> _Work to be completed_: Word for word, quote all of the material, omitting the pictures.

> _Recorded information_:
- - - - -
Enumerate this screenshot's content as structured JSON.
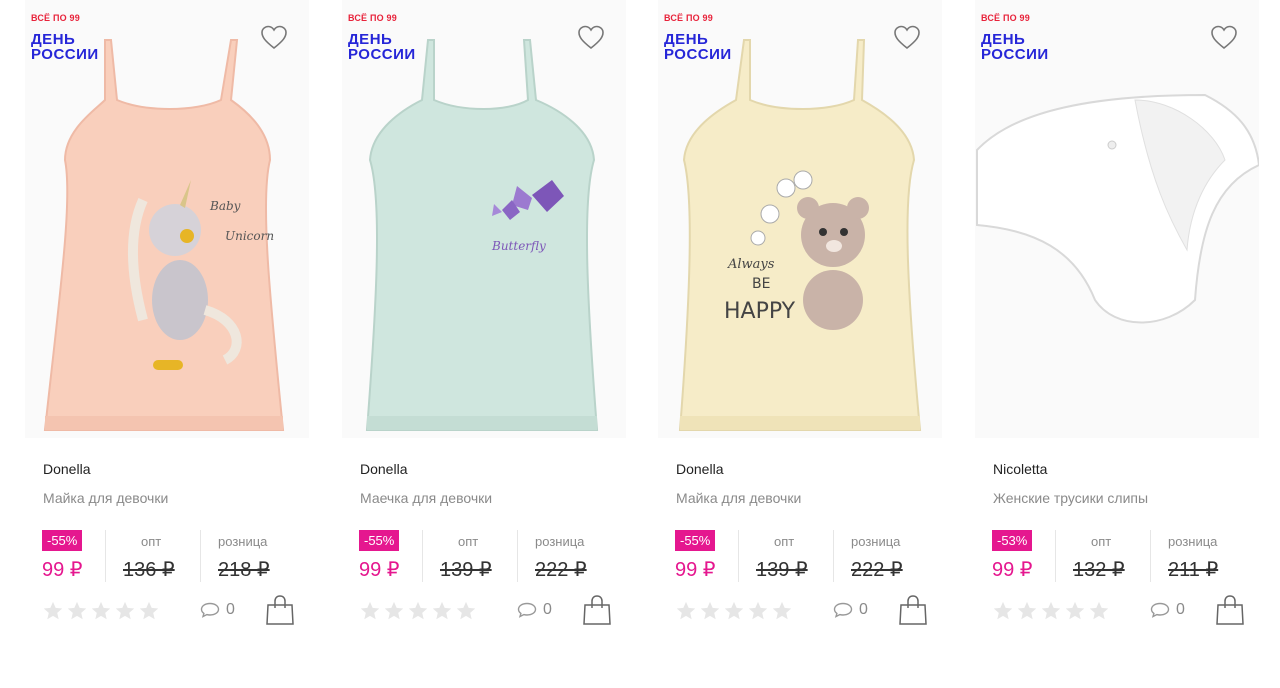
{
  "products": [
    {
      "promo_top": "ВСЁ ПО 99",
      "promo_main": "ДЕНЬ РОССИИ",
      "brand": "Donella",
      "title": "Майка для девочки",
      "discount": "-55%",
      "price": "99 ₽",
      "opt_label": "опт",
      "opt_price": "136 ₽",
      "retail_label": "розница",
      "retail_price": "218 ₽",
      "rating": 0,
      "comments": "0",
      "image_color": "#f9cfbc",
      "print_text": "Baby Unicorn"
    },
    {
      "promo_top": "ВСЁ ПО 99",
      "promo_main": "ДЕНЬ РОССИИ",
      "brand": "Donella",
      "title": "Маечка для девочки",
      "discount": "-55%",
      "price": "99 ₽",
      "opt_label": "опт",
      "opt_price": "139 ₽",
      "retail_label": "розница",
      "retail_price": "222 ₽",
      "rating": 0,
      "comments": "0",
      "image_color": "#cfe6de",
      "print_text": "Butterfly"
    },
    {
      "promo_top": "ВСЁ ПО 99",
      "promo_main": "ДЕНЬ РОССИИ",
      "brand": "Donella",
      "title": "Майка для девочки",
      "discount": "-55%",
      "price": "99 ₽",
      "opt_label": "опт",
      "opt_price": "139 ₽",
      "retail_label": "розница",
      "retail_price": "222 ₽",
      "rating": 0,
      "comments": "0",
      "image_color": "#f6ecc8",
      "print_text": "ALWAYS BE HAPPY"
    },
    {
      "promo_top": "ВСЁ ПО 99",
      "promo_main": "ДЕНЬ РОССИИ",
      "brand": "Nicoletta",
      "title": "Женские трусики слипы",
      "discount": "-53%",
      "price": "99 ₽",
      "opt_label": "опт",
      "opt_price": "132 ₽",
      "retail_label": "розница",
      "retail_price": "211 ₽",
      "rating": 0,
      "comments": "0",
      "image_color": "#ffffff",
      "print_text": ""
    }
  ],
  "colors": {
    "accent": "#e5178f",
    "promo_red": "#e8233b",
    "promo_blue": "#2626d8"
  },
  "icons": [
    "heart-icon",
    "star-icon",
    "comment-icon",
    "shopping-bag-icon"
  ]
}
- - - - -
> _Response to the exercise_:
Enumerate this screenshot's content as structured JSON.
{
  "products": [
    {
      "promo_top": "ВСЁ ПО 99",
      "promo_main": "ДЕНЬ РОССИИ",
      "brand": "Donella",
      "title": "Майка для девочки",
      "discount": "-55%",
      "price": "99 ₽",
      "opt_label": "опт",
      "opt_price": "136 ₽",
      "retail_label": "розница",
      "retail_price": "218 ₽",
      "rating": 0,
      "comments": "0",
      "image_color": "#f9cfbc",
      "print_text": "Baby Unicorn"
    },
    {
      "promo_top": "ВСЁ ПО 99",
      "promo_main": "ДЕНЬ РОССИИ",
      "brand": "Donella",
      "title": "Маечка для девочки",
      "discount": "-55%",
      "price": "99 ₽",
      "opt_label": "опт",
      "opt_price": "139 ₽",
      "retail_label": "розница",
      "retail_price": "222 ₽",
      "rating": 0,
      "comments": "0",
      "image_color": "#cfe6de",
      "print_text": "Butterfly"
    },
    {
      "promo_top": "ВСЁ ПО 99",
      "promo_main": "ДЕНЬ РОССИИ",
      "brand": "Donella",
      "title": "Майка для девочки",
      "discount": "-55%",
      "price": "99 ₽",
      "opt_label": "опт",
      "opt_price": "139 ₽",
      "retail_label": "розница",
      "retail_price": "222 ₽",
      "rating": 0,
      "comments": "0",
      "image_color": "#f6ecc8",
      "print_text": "ALWAYS BE HAPPY"
    },
    {
      "promo_top": "ВСЁ ПО 99",
      "promo_main": "ДЕНЬ РОССИИ",
      "brand": "Nicoletta",
      "title": "Женские трусики слипы",
      "discount": "-53%",
      "price": "99 ₽",
      "opt_label": "опт",
      "opt_price": "132 ₽",
      "retail_label": "розница",
      "retail_price": "211 ₽",
      "rating": 0,
      "comments": "0",
      "image_color": "#ffffff",
      "print_text": ""
    }
  ],
  "colors": {
    "accent": "#e5178f",
    "promo_red": "#e8233b",
    "promo_blue": "#2626d8"
  },
  "icons": [
    "heart-icon",
    "star-icon",
    "comment-icon",
    "shopping-bag-icon"
  ]
}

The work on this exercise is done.